__Task goal__: Return a copy of each line that holds the string "structure".

Data tied to figure images:

▶

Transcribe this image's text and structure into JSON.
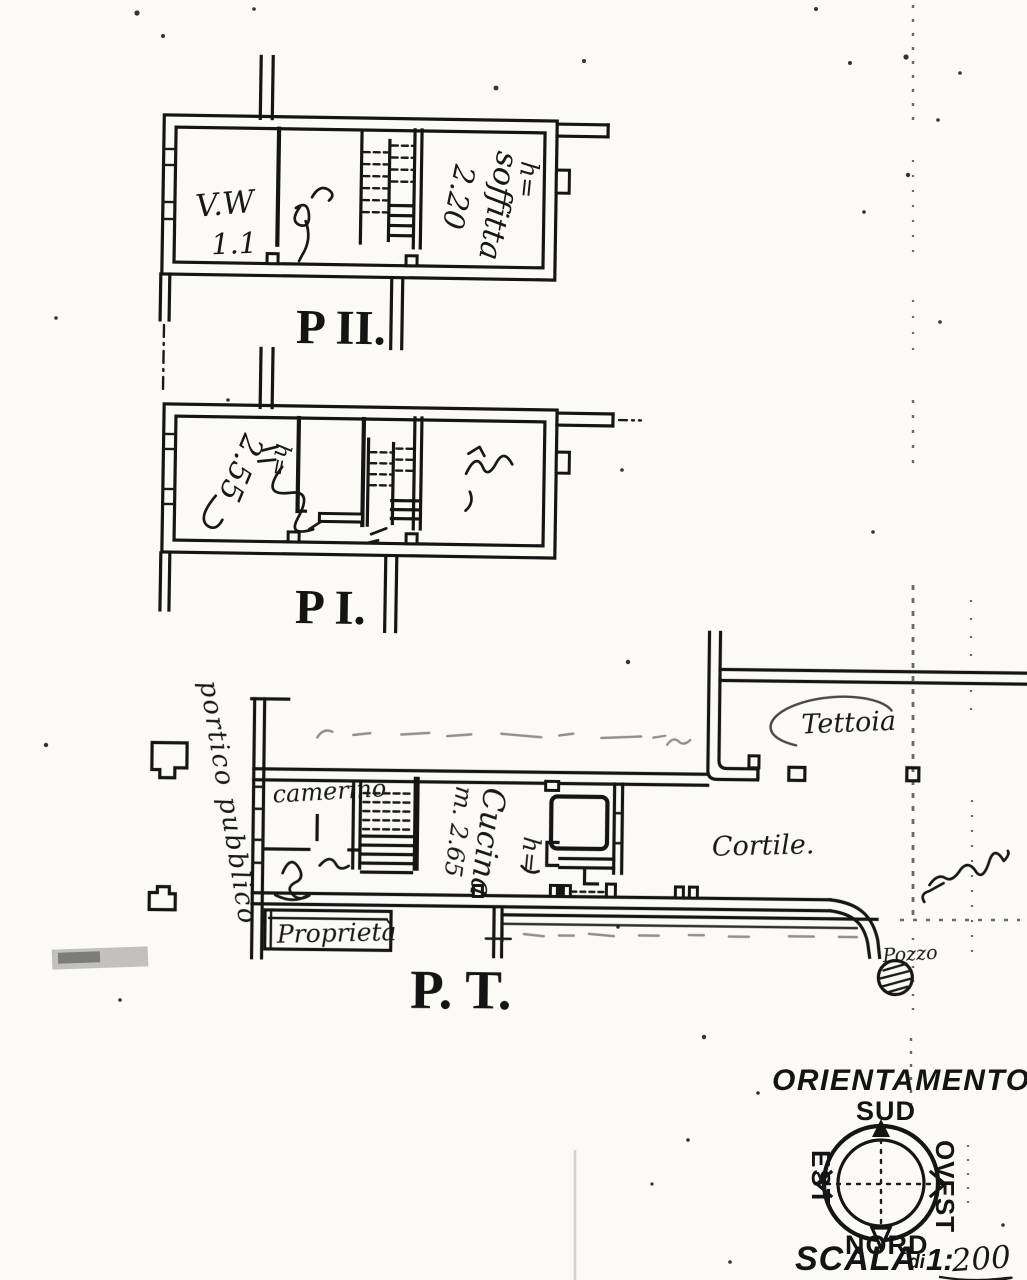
{
  "plan_p2": {
    "label": "P II.",
    "room_left_line1": "V.W",
    "room_left_line2": "1.1",
    "attic_h": "h=",
    "attic_name": "soffitta",
    "attic_height": "2.20"
  },
  "plan_p1": {
    "label": "P I.",
    "height_note": "2.55",
    "h_note": "h="
  },
  "plan_pt": {
    "label": "P. T.",
    "room_camerino": "camerino",
    "kitchen_name": "Cucina",
    "kitchen_width": "m. 2.65",
    "kitchen_h": "h=",
    "tettoia": "Tettoia",
    "cortile": "Cortile.",
    "portico": "portico pubblico",
    "proprieta": "Proprietà",
    "pozzo": "Pozzo"
  },
  "compass": {
    "title": "ORIENTAMENTO",
    "south": "SUD",
    "north": "NORD",
    "east": "EST",
    "west": "OVEST"
  },
  "scale": {
    "word": "SCALA",
    "di": "di",
    "ratio": "1:",
    "value": "200"
  }
}
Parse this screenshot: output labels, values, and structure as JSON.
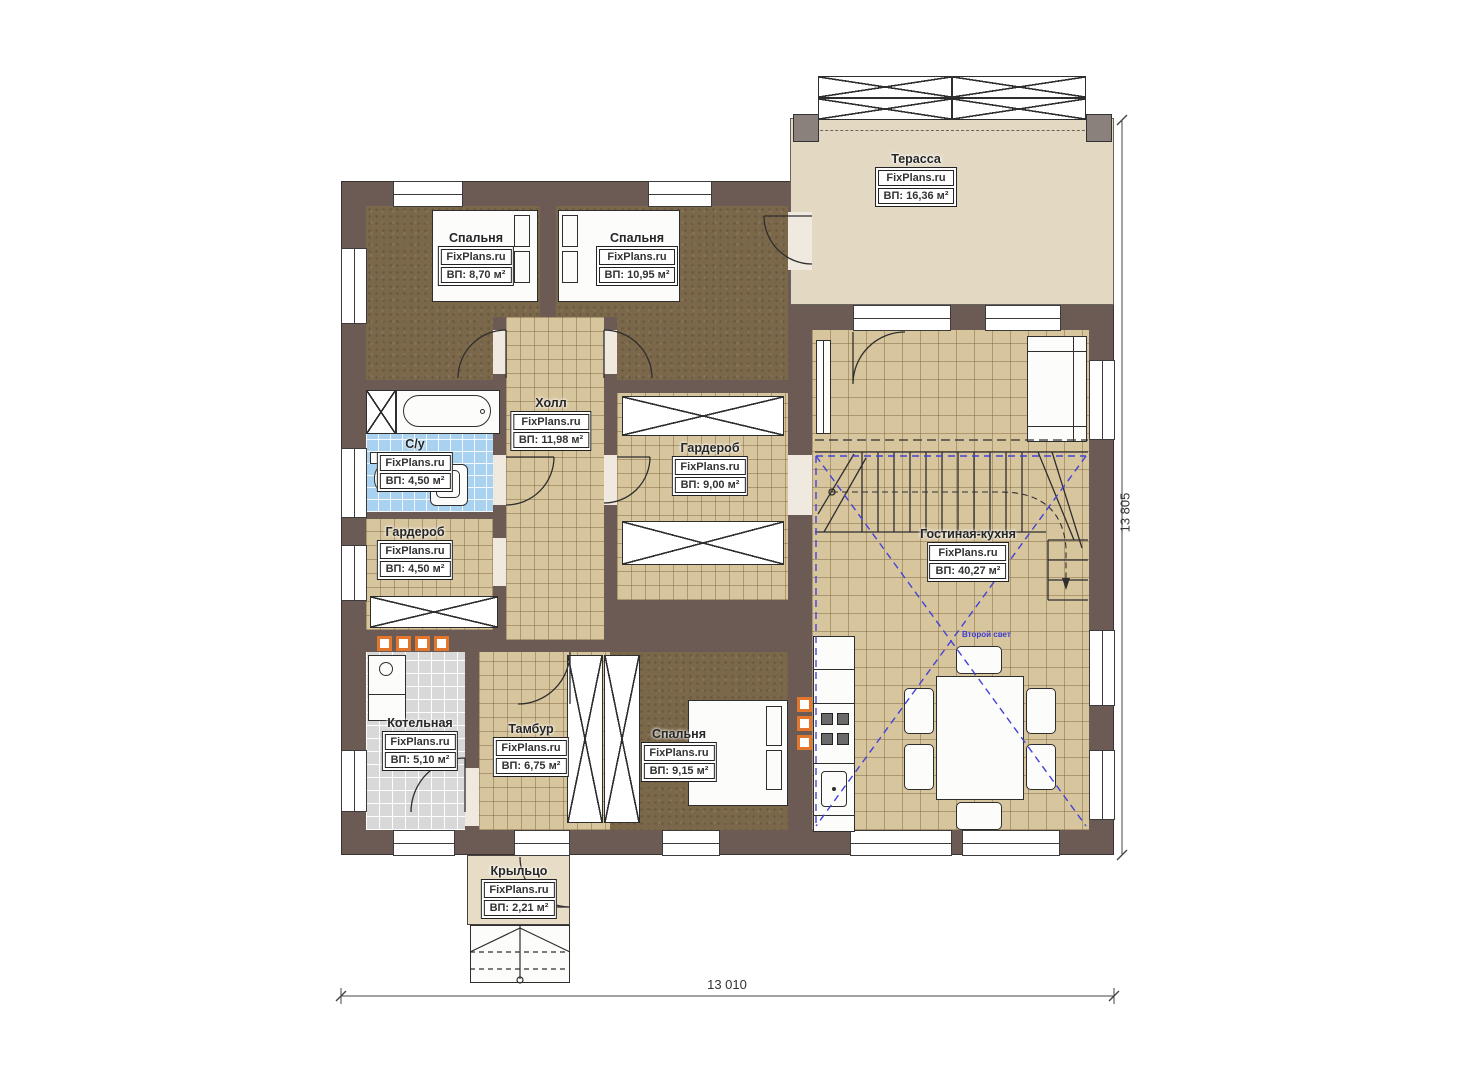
{
  "brand": "FixPlans.ru",
  "rooms": {
    "terrace": {
      "name": "Терасса",
      "area": "ВП: 16,36 м²"
    },
    "bedroom1": {
      "name": "Спальня",
      "area": "ВП: 8,70 м²"
    },
    "bedroom2": {
      "name": "Спальня",
      "area": "ВП: 10,95 м²"
    },
    "hall": {
      "name": "Холл",
      "area": "ВП: 11,98 м²"
    },
    "wardrobe_center": {
      "name": "Гардероб",
      "area": "ВП: 9,00 м²"
    },
    "bathroom": {
      "name": "С/у",
      "area": "ВП: 4,50 м²"
    },
    "wardrobe_left": {
      "name": "Гардероб",
      "area": "ВП: 4,50 м²"
    },
    "living_kitchen": {
      "name": "Гостиная-кухня",
      "area": "ВП: 40,27 м²"
    },
    "boiler": {
      "name": "Котельная",
      "area": "ВП: 5,10 м²"
    },
    "vestibule": {
      "name": "Тамбур",
      "area": "ВП: 6,75 м²"
    },
    "bedroom3": {
      "name": "Спальня",
      "area": "ВП: 9,15 м²"
    },
    "porch": {
      "name": "Крыльцо",
      "area": "ВП: 2,21 м²"
    }
  },
  "dimensions": {
    "width_label": "13 010",
    "height_label": "13 805"
  },
  "annotations": {
    "second_light": "Второй свет"
  },
  "colors": {
    "wall": "#6c5a55",
    "tile_floor": "#d7c59e",
    "bedroom_floor": "#7b684b",
    "bath_floor": "#a9d2f0",
    "boiler_floor": "#d8d8d8",
    "terrace_floor": "#e3d9c3",
    "accent_orange": "#e2762d",
    "accent_blue": "#4343d6"
  }
}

◀

__Response__:
Transcribe this image's text and structure into JSON.
Parse this screenshot: output labels, values, and structure as JSON.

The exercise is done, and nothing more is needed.